> PROVIDED INFORMATION
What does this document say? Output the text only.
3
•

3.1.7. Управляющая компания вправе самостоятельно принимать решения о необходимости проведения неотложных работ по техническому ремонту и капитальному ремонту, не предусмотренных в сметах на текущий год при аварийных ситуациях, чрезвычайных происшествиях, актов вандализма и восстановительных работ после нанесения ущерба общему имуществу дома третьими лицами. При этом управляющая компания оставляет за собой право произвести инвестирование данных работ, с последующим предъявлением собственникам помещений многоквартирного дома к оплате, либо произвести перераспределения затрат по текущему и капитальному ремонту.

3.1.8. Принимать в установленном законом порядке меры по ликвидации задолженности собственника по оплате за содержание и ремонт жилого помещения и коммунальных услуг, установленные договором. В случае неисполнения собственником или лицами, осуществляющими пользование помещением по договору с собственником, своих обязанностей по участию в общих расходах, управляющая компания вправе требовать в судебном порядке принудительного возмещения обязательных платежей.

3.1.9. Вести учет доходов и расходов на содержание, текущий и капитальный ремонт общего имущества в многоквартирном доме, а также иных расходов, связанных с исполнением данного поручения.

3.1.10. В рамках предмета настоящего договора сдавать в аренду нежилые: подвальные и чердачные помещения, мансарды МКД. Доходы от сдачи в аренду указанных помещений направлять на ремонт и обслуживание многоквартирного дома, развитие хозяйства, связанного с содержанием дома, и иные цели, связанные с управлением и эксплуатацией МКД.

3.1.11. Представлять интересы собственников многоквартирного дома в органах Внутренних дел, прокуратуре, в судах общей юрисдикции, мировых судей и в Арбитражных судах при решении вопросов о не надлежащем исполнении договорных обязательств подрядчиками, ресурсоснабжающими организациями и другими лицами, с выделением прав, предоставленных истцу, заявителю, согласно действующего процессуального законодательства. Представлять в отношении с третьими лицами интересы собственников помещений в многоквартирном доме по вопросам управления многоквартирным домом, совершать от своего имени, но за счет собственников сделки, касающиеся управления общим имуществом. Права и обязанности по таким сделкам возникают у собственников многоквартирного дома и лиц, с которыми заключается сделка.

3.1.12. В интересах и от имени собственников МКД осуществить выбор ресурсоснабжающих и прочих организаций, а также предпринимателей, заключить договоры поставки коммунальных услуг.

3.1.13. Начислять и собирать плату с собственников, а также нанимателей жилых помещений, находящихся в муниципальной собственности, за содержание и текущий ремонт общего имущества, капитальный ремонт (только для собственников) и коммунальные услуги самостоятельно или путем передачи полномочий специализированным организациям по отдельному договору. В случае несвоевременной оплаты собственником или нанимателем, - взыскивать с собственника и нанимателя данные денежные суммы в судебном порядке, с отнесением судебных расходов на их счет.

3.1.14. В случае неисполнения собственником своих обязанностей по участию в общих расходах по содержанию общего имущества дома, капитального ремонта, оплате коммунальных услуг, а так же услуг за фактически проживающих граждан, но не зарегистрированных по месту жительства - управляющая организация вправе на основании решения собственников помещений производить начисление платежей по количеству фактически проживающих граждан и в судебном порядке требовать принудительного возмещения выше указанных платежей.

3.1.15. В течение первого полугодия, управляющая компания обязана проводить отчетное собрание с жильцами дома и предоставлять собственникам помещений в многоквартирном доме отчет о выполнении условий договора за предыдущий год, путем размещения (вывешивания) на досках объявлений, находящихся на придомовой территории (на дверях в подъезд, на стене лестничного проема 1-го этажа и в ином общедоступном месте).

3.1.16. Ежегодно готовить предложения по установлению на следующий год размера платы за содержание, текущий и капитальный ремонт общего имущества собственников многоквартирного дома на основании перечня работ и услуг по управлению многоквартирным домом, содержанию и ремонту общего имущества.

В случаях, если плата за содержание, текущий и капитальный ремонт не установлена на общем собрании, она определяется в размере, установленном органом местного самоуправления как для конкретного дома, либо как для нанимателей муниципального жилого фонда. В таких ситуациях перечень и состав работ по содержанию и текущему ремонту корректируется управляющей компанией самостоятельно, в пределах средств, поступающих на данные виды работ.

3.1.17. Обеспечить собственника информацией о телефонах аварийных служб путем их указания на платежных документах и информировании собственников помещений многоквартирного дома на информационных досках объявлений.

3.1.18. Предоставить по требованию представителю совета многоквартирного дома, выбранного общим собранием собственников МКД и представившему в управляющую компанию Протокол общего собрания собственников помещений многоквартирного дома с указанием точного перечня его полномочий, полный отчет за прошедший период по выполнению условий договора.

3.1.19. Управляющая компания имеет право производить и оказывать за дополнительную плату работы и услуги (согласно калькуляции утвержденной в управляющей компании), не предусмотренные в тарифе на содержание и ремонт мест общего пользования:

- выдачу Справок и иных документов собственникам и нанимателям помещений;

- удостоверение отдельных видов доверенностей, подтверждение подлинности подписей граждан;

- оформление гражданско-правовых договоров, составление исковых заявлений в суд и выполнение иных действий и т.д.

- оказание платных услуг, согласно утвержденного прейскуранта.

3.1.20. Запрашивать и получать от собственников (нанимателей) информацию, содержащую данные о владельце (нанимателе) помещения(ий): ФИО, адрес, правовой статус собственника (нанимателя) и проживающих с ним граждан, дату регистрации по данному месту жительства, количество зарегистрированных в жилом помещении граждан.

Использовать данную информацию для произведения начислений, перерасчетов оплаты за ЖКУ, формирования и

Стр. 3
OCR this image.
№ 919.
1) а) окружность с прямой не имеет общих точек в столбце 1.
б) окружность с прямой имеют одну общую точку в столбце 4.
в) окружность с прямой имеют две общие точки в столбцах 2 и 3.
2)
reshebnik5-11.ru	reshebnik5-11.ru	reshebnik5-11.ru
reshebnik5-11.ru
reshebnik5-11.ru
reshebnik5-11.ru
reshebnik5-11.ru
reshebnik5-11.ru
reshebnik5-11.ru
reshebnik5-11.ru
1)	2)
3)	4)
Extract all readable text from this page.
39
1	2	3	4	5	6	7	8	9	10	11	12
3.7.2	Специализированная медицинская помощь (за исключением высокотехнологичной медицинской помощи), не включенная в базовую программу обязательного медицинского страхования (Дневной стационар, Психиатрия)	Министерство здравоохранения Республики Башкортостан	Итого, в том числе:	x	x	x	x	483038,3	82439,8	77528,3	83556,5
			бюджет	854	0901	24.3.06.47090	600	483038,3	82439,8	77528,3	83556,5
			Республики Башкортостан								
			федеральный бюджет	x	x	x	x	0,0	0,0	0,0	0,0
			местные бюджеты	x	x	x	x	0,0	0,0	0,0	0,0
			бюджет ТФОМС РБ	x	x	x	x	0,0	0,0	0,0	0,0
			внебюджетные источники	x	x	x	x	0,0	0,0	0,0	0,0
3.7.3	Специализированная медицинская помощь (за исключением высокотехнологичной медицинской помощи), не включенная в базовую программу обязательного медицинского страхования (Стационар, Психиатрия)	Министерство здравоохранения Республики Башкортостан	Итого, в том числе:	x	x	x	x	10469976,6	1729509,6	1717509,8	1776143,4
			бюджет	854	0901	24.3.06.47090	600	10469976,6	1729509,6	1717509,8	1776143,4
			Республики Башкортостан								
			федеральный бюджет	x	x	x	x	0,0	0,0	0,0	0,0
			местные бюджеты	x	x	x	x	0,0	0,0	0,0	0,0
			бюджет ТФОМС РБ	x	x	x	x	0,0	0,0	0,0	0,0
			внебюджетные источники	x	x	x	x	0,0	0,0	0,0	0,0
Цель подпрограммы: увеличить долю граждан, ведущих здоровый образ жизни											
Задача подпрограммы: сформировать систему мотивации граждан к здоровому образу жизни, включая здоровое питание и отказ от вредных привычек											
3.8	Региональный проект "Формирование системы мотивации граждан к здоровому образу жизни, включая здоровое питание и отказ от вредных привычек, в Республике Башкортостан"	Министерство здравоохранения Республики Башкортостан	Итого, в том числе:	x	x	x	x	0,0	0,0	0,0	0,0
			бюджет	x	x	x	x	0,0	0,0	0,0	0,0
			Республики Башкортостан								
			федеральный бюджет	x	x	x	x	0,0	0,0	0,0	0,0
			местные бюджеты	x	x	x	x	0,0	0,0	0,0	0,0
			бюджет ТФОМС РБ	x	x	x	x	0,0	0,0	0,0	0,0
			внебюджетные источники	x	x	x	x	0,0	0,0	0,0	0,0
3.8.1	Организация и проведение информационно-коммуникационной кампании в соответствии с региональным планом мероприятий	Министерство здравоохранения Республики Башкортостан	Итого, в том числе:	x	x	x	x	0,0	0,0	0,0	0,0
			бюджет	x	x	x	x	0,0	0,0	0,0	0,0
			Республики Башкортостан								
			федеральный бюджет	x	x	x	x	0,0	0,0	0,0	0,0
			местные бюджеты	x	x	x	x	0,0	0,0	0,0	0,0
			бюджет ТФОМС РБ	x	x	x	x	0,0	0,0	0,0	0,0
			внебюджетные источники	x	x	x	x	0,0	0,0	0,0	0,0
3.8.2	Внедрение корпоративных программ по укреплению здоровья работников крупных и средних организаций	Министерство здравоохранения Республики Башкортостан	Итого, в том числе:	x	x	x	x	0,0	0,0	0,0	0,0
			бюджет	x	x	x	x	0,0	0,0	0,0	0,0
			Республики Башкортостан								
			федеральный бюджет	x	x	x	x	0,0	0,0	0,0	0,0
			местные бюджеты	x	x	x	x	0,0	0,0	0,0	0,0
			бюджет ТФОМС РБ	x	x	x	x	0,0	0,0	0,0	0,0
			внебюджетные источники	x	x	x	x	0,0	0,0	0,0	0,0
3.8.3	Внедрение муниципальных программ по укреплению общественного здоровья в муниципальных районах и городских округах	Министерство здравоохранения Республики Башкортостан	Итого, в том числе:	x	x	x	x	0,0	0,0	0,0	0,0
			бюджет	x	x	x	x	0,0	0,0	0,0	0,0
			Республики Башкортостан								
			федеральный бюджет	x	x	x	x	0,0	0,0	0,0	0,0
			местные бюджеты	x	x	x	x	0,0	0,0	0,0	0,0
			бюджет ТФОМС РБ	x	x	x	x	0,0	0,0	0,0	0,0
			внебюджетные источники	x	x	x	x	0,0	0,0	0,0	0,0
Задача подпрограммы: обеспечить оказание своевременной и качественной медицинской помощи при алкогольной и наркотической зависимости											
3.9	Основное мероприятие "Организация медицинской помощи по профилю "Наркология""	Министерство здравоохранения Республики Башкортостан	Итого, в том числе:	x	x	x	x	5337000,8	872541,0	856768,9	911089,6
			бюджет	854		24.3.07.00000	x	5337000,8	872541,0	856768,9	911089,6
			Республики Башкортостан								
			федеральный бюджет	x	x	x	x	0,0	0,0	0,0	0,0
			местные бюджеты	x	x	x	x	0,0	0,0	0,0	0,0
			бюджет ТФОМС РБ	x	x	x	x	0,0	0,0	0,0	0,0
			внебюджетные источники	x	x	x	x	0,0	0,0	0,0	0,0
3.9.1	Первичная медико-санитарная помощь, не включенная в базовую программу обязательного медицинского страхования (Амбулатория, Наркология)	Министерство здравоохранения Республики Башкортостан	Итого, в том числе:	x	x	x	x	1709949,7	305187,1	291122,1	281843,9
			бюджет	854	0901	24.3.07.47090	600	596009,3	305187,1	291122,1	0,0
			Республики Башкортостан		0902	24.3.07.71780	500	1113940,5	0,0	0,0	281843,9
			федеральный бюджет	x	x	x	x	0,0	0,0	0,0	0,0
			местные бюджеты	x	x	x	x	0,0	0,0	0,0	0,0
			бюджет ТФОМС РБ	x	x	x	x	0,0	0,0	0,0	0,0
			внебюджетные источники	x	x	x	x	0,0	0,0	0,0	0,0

> AIM
Extract all lines of the records above that include "имени".

> EXERCISE RESULT
3.1.11. Представлять интересы собственников многоквартирного дома в органах Внутренних дел, прокуратуре, в судах общей юрисдикции, мировых судей и в Арбитражных судах при решении вопросов о не надлежащем исполнении договорных обязательств подрядчиками, ресурсоснабжающими организациями и другими лицами, с выделением прав, предоставленных истцу, заявителю, согласно действующего процессуального законодательства. Представлять в отношении с третьими лицами интересы собственников помещений в многоквартирном доме по вопросам управления многоквартирным домом, совершать от своего имени, но за счет собственников сделки, касающиеся управления общим имуществом. Права и обязанности по таким сделкам возникают у собственников многоквартирного дома и лиц, с которыми заключается сделка.
3.1.12. В интересах и от имени собственников МКД осуществить выбор ресурсоснабжающих и прочих организаций, а также предпринимателей, заключить договоры поставки коммунальных услуг.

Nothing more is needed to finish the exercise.